— Begin —

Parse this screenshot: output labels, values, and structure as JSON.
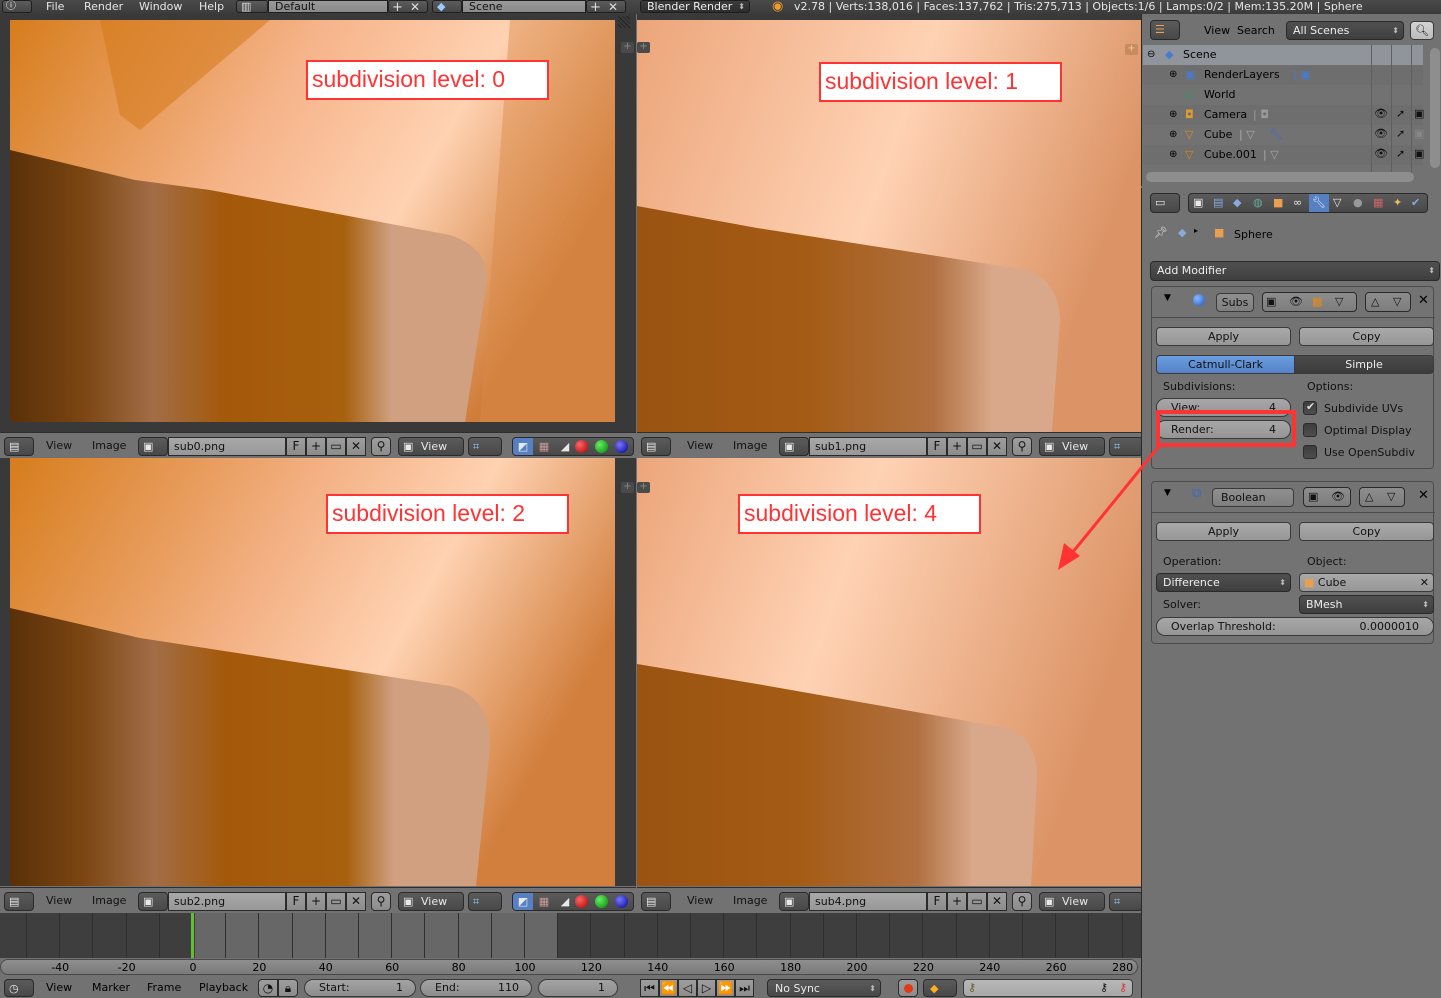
{
  "topbar": {
    "menus": [
      "File",
      "Render",
      "Window",
      "Help"
    ],
    "screen_layout": "Default",
    "scene": "Scene",
    "render_engine": "Blender Render",
    "stats": "v2.78 | Verts:138,016 | Faces:137,762 | Tris:275,713 | Objects:1/6 | Lamps:0/2 | Mem:135.20M | Sphere"
  },
  "viewports": [
    {
      "label": "subdivision level: 0",
      "file": "sub0.png",
      "view_menu": "View",
      "image_menu": "Image",
      "f_label": "F",
      "display": "View"
    },
    {
      "label": "subdivision level: 1",
      "file": "sub1.png",
      "view_menu": "View",
      "image_menu": "Image",
      "f_label": "F",
      "display": "View"
    },
    {
      "label": "subdivision level: 2",
      "file": "sub2.png",
      "view_menu": "View",
      "image_menu": "Image",
      "f_label": "F",
      "display": "View"
    },
    {
      "label": "subdivision level: 4",
      "file": "sub4.png",
      "view_menu": "View",
      "image_menu": "Image",
      "f_label": "F",
      "display": "View"
    }
  ],
  "timeline": {
    "ticks": [
      "-40",
      "-20",
      "0",
      "20",
      "40",
      "60",
      "80",
      "100",
      "120",
      "140",
      "160",
      "180",
      "200",
      "220",
      "240",
      "260",
      "280"
    ],
    "current_frame_marker": 0,
    "menus": [
      "View",
      "Marker",
      "Frame",
      "Playback"
    ],
    "start_label": "Start:",
    "start": "1",
    "end_label": "End:",
    "end": "110",
    "current": "1",
    "sync": "No Sync"
  },
  "outliner": {
    "menus": [
      "View",
      "Search"
    ],
    "filter": "All Scenes",
    "items": [
      {
        "name": "Scene",
        "depth": 0
      },
      {
        "name": "RenderLayers",
        "depth": 1
      },
      {
        "name": "World",
        "depth": 1
      },
      {
        "name": "Camera",
        "depth": 1
      },
      {
        "name": "Cube",
        "depth": 1
      },
      {
        "name": "Cube.001",
        "depth": 1
      }
    ]
  },
  "properties": {
    "context_object": "Sphere",
    "add_modifier": "Add Modifier",
    "subsurf": {
      "name": "Subs",
      "apply": "Apply",
      "copy": "Copy",
      "mode_options": [
        "Catmull-Clark",
        "Simple"
      ],
      "mode_selected": "Catmull-Clark",
      "subdivisions_label": "Subdivisions:",
      "view_label": "View:",
      "view_value": "4",
      "render_label": "Render:",
      "render_value": "4",
      "options_label": "Options:",
      "options": [
        {
          "label": "Subdivide UVs",
          "checked": true
        },
        {
          "label": "Optimal Display",
          "checked": false
        },
        {
          "label": "Use OpenSubdiv",
          "checked": false
        }
      ]
    },
    "boolean": {
      "name": "Boolean",
      "apply": "Apply",
      "copy": "Copy",
      "operation_label": "Operation:",
      "operation": "Difference",
      "object_label": "Object:",
      "object": "Cube",
      "solver_label": "Solver:",
      "solver": "BMesh",
      "overlap_label": "Overlap Threshold:",
      "overlap_value": "0.0000010"
    }
  },
  "annotation": {
    "color": "#ff3333"
  }
}
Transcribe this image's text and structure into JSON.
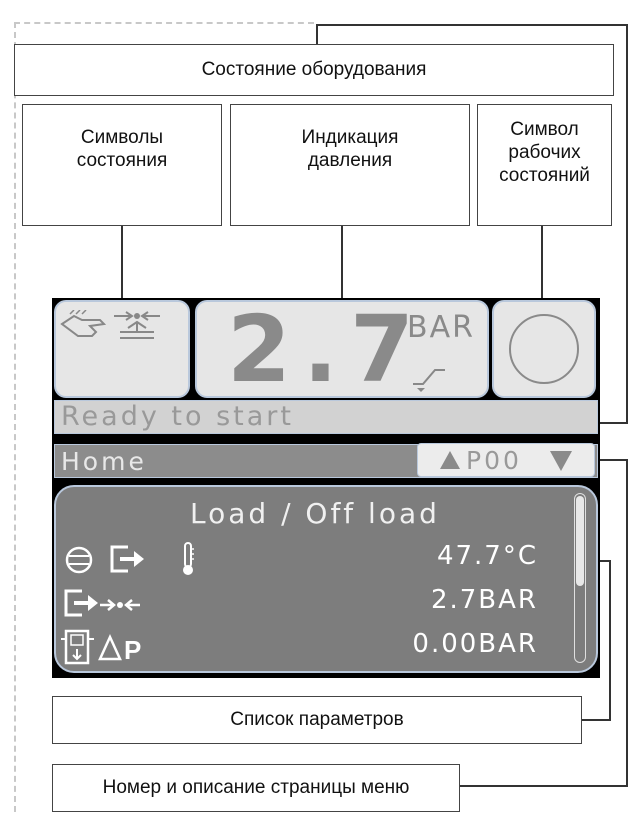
{
  "labels": {
    "equipment_state": "Состояние оборудования",
    "status_symbols": "Символы состояния",
    "pressure_indication": "Индикация давления",
    "operating_state_symbol": "Символ рабочих состояний",
    "parameter_list": "Список параметров",
    "menu_page": "Номер и описание страницы меню"
  },
  "display": {
    "pressure_value": "2.7",
    "pressure_unit": "BAR",
    "status_text": "Ready to start",
    "menu_title": "Home",
    "page_number": "P00",
    "parameters_title": "Load / Off load",
    "parameters": [
      {
        "value": "47.7°C",
        "icons": [
          "compressor-icon",
          "outlet-icon",
          "thermometer-icon"
        ]
      },
      {
        "value": "2.7BAR",
        "icons": [
          "outlet-icon",
          "pressure-sensor-icon"
        ]
      },
      {
        "value": "0.00BAR",
        "icons": [
          "filter-icon",
          "delta-p-icon"
        ]
      }
    ]
  },
  "colors": {
    "panel_fill": "#e6e6e6",
    "panel_border": "#b9c8dc",
    "parameter_panel": "#7d7d7d",
    "screen_bg": "#000000",
    "digit_gray": "#8a8a8a"
  }
}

— End —

Exercise aim
Copy the records above exactly. The pictures are not part of the copy.

Exercise response
Parse this screenshot: output labels, values, and structure as JSON.
{
  "topbar": {
    "menus": [
      "File",
      "Render",
      "Window",
      "Help"
    ],
    "screen_layout": "Default",
    "scene": "Scene",
    "render_engine": "Blender Render",
    "stats": "v2.78 | Verts:138,016 | Faces:137,762 | Tris:275,713 | Objects:1/6 | Lamps:0/2 | Mem:135.20M | Sphere"
  },
  "viewports": [
    {
      "label": "subdivision level: 0",
      "file": "sub0.png",
      "view_menu": "View",
      "image_menu": "Image",
      "f_label": "F",
      "display": "View"
    },
    {
      "label": "subdivision level: 1",
      "file": "sub1.png",
      "view_menu": "View",
      "image_menu": "Image",
      "f_label": "F",
      "display": "View"
    },
    {
      "label": "subdivision level: 2",
      "file": "sub2.png",
      "view_menu": "View",
      "image_menu": "Image",
      "f_label": "F",
      "display": "View"
    },
    {
      "label": "subdivision level: 4",
      "file": "sub4.png",
      "view_menu": "View",
      "image_menu": "Image",
      "f_label": "F",
      "display": "View"
    }
  ],
  "timeline": {
    "ticks": [
      "-40",
      "-20",
      "0",
      "20",
      "40",
      "60",
      "80",
      "100",
      "120",
      "140",
      "160",
      "180",
      "200",
      "220",
      "240",
      "260",
      "280"
    ],
    "current_frame_marker": 0,
    "menus": [
      "View",
      "Marker",
      "Frame",
      "Playback"
    ],
    "start_label": "Start:",
    "start": "1",
    "end_label": "End:",
    "end": "110",
    "current": "1",
    "sync": "No Sync"
  },
  "outliner": {
    "menus": [
      "View",
      "Search"
    ],
    "filter": "All Scenes",
    "items": [
      {
        "name": "Scene",
        "depth": 0
      },
      {
        "name": "RenderLayers",
        "depth": 1
      },
      {
        "name": "World",
        "depth": 1
      },
      {
        "name": "Camera",
        "depth": 1
      },
      {
        "name": "Cube",
        "depth": 1
      },
      {
        "name": "Cube.001",
        "depth": 1
      }
    ]
  },
  "properties": {
    "context_object": "Sphere",
    "add_modifier": "Add Modifier",
    "subsurf": {
      "name": "Subs",
      "apply": "Apply",
      "copy": "Copy",
      "mode_options": [
        "Catmull-Clark",
        "Simple"
      ],
      "mode_selected": "Catmull-Clark",
      "subdivisions_label": "Subdivisions:",
      "view_label": "View:",
      "view_value": "4",
      "render_label": "Render:",
      "render_value": "4",
      "options_label": "Options:",
      "options": [
        {
          "label": "Subdivide UVs",
          "checked": true
        },
        {
          "label": "Optimal Display",
          "checked": false
        },
        {
          "label": "Use OpenSubdiv",
          "checked": false
        }
      ]
    },
    "boolean": {
      "name": "Boolean",
      "apply": "Apply",
      "copy": "Copy",
      "operation_label": "Operation:",
      "operation": "Difference",
      "object_label": "Object:",
      "object": "Cube",
      "solver_label": "Solver:",
      "solver": "BMesh",
      "overlap_label": "Overlap Threshold:",
      "overlap_value": "0.0000010"
    }
  },
  "annotation": {
    "color": "#ff3333"
  }
}
Transcribe this image's text and structure into JSON.
{
  "labels": {
    "equipment_state": "Состояние оборудования",
    "status_symbols": "Символы состояния",
    "pressure_indication": "Индикация давления",
    "operating_state_symbol": "Символ рабочих состояний",
    "parameter_list": "Список параметров",
    "menu_page": "Номер и описание страницы меню"
  },
  "display": {
    "pressure_value": "2.7",
    "pressure_unit": "BAR",
    "status_text": "Ready to start",
    "menu_title": "Home",
    "page_number": "P00",
    "parameters_title": "Load / Off load",
    "parameters": [
      {
        "value": "47.7°C",
        "icons": [
          "compressor-icon",
          "outlet-icon",
          "thermometer-icon"
        ]
      },
      {
        "value": "2.7BAR",
        "icons": [
          "outlet-icon",
          "pressure-sensor-icon"
        ]
      },
      {
        "value": "0.00BAR",
        "icons": [
          "filter-icon",
          "delta-p-icon"
        ]
      }
    ]
  },
  "colors": {
    "panel_fill": "#e6e6e6",
    "panel_border": "#b9c8dc",
    "parameter_panel": "#7d7d7d",
    "screen_bg": "#000000",
    "digit_gray": "#8a8a8a"
  }
}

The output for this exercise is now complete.